INFORMATION SHOWN:

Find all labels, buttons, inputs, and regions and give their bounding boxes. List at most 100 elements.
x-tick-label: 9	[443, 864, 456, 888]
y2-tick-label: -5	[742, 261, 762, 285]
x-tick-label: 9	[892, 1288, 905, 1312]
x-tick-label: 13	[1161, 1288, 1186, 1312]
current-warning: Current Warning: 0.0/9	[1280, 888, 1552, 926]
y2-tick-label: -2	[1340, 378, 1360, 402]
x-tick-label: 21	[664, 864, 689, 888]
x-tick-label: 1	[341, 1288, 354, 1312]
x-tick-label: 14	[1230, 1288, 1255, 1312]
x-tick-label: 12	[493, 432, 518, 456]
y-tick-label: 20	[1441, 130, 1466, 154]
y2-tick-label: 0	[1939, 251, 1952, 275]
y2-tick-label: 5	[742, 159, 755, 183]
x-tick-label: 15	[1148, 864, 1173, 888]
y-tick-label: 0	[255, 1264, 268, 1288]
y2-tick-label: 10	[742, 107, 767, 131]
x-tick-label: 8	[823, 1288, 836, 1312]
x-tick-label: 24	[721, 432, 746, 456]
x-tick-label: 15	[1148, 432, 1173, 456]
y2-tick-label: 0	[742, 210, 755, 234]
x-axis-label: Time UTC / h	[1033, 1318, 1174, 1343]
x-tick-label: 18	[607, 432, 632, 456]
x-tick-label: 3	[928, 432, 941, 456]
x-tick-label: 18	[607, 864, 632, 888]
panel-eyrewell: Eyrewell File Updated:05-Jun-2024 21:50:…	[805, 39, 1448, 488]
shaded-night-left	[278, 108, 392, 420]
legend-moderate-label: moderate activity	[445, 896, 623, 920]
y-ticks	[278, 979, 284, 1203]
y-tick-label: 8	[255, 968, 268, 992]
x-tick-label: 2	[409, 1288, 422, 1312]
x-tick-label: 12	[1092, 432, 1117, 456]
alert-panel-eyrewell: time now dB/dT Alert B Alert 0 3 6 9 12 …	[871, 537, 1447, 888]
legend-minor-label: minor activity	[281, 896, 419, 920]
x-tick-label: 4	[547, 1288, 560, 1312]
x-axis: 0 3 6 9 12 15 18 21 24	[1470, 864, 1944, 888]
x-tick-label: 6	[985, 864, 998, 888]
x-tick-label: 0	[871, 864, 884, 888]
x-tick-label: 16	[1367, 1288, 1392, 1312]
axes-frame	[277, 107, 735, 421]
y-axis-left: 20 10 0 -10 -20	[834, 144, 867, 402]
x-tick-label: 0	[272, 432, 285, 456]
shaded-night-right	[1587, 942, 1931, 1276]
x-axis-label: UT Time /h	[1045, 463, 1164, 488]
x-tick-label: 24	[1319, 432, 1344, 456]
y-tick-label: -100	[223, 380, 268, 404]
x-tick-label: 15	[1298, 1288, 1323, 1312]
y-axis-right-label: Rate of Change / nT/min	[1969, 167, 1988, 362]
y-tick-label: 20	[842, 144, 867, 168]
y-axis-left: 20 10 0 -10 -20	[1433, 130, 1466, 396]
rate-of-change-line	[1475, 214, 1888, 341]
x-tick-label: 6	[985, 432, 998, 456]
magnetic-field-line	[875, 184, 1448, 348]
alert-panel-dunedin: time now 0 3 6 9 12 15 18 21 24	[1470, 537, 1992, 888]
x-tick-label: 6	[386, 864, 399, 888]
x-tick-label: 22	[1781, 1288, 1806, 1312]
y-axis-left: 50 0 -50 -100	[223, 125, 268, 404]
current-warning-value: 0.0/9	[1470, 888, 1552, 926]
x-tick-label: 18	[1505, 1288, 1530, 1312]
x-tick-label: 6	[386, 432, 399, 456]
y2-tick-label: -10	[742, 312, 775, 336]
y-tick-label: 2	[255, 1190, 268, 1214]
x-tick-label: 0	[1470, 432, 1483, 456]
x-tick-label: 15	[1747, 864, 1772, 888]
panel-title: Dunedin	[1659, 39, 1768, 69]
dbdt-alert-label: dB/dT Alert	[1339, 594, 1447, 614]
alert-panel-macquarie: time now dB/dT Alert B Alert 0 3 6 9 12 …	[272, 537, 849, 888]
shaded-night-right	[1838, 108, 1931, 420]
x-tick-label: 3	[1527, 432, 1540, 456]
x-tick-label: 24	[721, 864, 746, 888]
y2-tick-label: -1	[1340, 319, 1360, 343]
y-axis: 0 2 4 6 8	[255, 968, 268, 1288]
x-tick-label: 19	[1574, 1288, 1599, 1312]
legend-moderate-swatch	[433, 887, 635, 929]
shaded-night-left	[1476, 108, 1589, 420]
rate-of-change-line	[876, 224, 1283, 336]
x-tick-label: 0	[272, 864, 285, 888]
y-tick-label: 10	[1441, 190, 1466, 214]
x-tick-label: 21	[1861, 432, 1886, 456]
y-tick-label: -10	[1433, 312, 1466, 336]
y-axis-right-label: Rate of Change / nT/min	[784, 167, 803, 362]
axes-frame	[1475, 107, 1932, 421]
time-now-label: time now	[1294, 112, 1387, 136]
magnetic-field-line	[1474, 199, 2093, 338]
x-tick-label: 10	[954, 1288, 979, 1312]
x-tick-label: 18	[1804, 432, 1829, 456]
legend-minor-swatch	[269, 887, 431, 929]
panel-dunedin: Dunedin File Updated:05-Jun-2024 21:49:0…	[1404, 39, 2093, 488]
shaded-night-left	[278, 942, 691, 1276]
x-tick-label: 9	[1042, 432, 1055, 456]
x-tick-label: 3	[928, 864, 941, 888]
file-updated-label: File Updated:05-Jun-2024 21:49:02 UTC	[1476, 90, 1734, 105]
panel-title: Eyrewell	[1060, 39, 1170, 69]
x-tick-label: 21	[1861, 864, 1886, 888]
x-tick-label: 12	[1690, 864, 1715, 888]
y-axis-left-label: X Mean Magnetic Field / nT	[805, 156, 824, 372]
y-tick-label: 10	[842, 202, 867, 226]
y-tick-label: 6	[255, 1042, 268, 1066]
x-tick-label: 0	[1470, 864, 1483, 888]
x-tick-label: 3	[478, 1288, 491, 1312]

TO DO:
Please copy out all of the records above word for word.

SOLUTION TO THE PROBLEM:
Find all labels, buttons, inputs, and regions and give their bounding boxes. List at most 100 elements.
x-tick-label: 9	[443, 864, 456, 888]
y2-tick-label: -5	[742, 261, 762, 285]
x-tick-label: 9	[892, 1288, 905, 1312]
x-tick-label: 13	[1161, 1288, 1186, 1312]
current-warning: Current Warning: 0.0/9	[1280, 888, 1552, 926]
y2-tick-label: -2	[1340, 378, 1360, 402]
x-tick-label: 21	[664, 864, 689, 888]
x-tick-label: 1	[341, 1288, 354, 1312]
x-tick-label: 14	[1230, 1288, 1255, 1312]
x-tick-label: 12	[493, 432, 518, 456]
y-tick-label: 20	[1441, 130, 1466, 154]
y2-tick-label: 0	[1939, 251, 1952, 275]
y2-tick-label: 5	[742, 159, 755, 183]
x-tick-label: 15	[1148, 864, 1173, 888]
y-tick-label: 0	[255, 1264, 268, 1288]
y2-tick-label: 10	[742, 107, 767, 131]
x-tick-label: 8	[823, 1288, 836, 1312]
x-tick-label: 24	[721, 432, 746, 456]
x-tick-label: 15	[1148, 432, 1173, 456]
y2-tick-label: 0	[742, 210, 755, 234]
x-axis-label: Time UTC / h	[1033, 1318, 1174, 1343]
x-tick-label: 18	[607, 432, 632, 456]
x-tick-label: 3	[928, 432, 941, 456]
x-tick-label: 18	[607, 864, 632, 888]
panel-eyrewell: Eyrewell File Updated:05-Jun-2024 21:50:…	[805, 39, 1448, 488]
shaded-night-left	[278, 108, 392, 420]
legend-moderate-label: moderate activity	[445, 896, 623, 920]
y-ticks	[278, 979, 284, 1203]
y-tick-label: 8	[255, 968, 268, 992]
x-tick-label: 2	[409, 1288, 422, 1312]
x-tick-label: 12	[1092, 432, 1117, 456]
alert-panel-eyrewell: time now dB/dT Alert B Alert 0 3 6 9 12 …	[871, 537, 1447, 888]
legend-minor-label: minor activity	[281, 896, 419, 920]
x-tick-label: 4	[547, 1288, 560, 1312]
x-axis: 0 3 6 9 12 15 18 21 24	[1470, 864, 1944, 888]
x-tick-label: 6	[985, 864, 998, 888]
x-tick-label: 0	[871, 864, 884, 888]
x-tick-label: 16	[1367, 1288, 1392, 1312]
axes-frame	[277, 107, 735, 421]
y-axis-left: 20 10 0 -10 -20	[834, 144, 867, 402]
x-tick-label: 0	[272, 432, 285, 456]
shaded-night-right	[1587, 942, 1931, 1276]
x-axis-label: UT Time /h	[1045, 463, 1164, 488]
x-tick-label: 24	[1319, 432, 1344, 456]
y-tick-label: -100	[223, 380, 268, 404]
x-tick-label: 15	[1298, 1288, 1323, 1312]
y-axis-right-label: Rate of Change / nT/min	[1969, 167, 1988, 362]
y-tick-label: 20	[842, 144, 867, 168]
y-axis-left: 20 10 0 -10 -20	[1433, 130, 1466, 396]
rate-of-change-line	[1475, 214, 1888, 341]
x-tick-label: 6	[985, 432, 998, 456]
magnetic-field-line	[875, 184, 1448, 348]
alert-panel-dunedin: time now 0 3 6 9 12 15 18 21 24	[1470, 537, 1992, 888]
x-tick-label: 6	[386, 864, 399, 888]
x-tick-label: 22	[1781, 1288, 1806, 1312]
y-axis-left: 50 0 -50 -100	[223, 125, 268, 404]
current-warning-value: 0.0/9	[1470, 888, 1552, 926]
x-tick-label: 18	[1505, 1288, 1530, 1312]
x-tick-label: 6	[386, 432, 399, 456]
y2-tick-label: -10	[742, 312, 775, 336]
y-tick-label: 2	[255, 1190, 268, 1214]
x-tick-label: 0	[1470, 432, 1483, 456]
x-tick-label: 15	[1747, 864, 1772, 888]
panel-title: Dunedin	[1659, 39, 1768, 69]
dbdt-alert-label: dB/dT Alert	[1339, 594, 1447, 614]
alert-panel-macquarie: time now dB/dT Alert B Alert 0 3 6 9 12 …	[272, 537, 849, 888]
shaded-night-right	[1838, 108, 1931, 420]
x-tick-label: 3	[1527, 432, 1540, 456]
x-tick-label: 24	[721, 864, 746, 888]
y2-tick-label: -1	[1340, 319, 1360, 343]
y-axis: 0 2 4 6 8	[255, 968, 268, 1288]
x-tick-label: 19	[1574, 1288, 1599, 1312]
legend-moderate-swatch	[433, 887, 635, 929]
shaded-night-left	[1476, 108, 1589, 420]
rate-of-change-line	[876, 224, 1283, 336]
x-tick-label: 0	[272, 864, 285, 888]
y-tick-label: 10	[1441, 190, 1466, 214]
x-tick-label: 21	[1861, 432, 1886, 456]
y-tick-label: -10	[1433, 312, 1466, 336]
y-axis-right-label: Rate of Change / nT/min	[784, 167, 803, 362]
axes-frame	[1475, 107, 1932, 421]
time-now-label: time now	[1294, 112, 1387, 136]
magnetic-field-line	[1474, 199, 2093, 338]
x-tick-label: 10	[954, 1288, 979, 1312]
x-tick-label: 18	[1804, 432, 1829, 456]
legend-minor-swatch	[269, 887, 431, 929]
panel-dunedin: Dunedin File Updated:05-Jun-2024 21:49:0…	[1404, 39, 2093, 488]
shaded-night-left	[278, 942, 691, 1276]
x-tick-label: 9	[1042, 432, 1055, 456]
x-tick-label: 3	[928, 864, 941, 888]
file-updated-label: File Updated:05-Jun-2024 21:49:02 UTC	[1476, 90, 1734, 105]
panel-title: Eyrewell	[1060, 39, 1170, 69]
x-tick-label: 21	[1861, 864, 1886, 888]
x-tick-label: 12	[1690, 864, 1715, 888]
y-axis-left-label: X Mean Magnetic Field / nT	[805, 156, 824, 372]
y-tick-label: 10	[842, 202, 867, 226]
y-tick-label: 6	[255, 1042, 268, 1066]
x-tick-label: 0	[1470, 864, 1483, 888]
x-tick-label: 3	[478, 1288, 491, 1312]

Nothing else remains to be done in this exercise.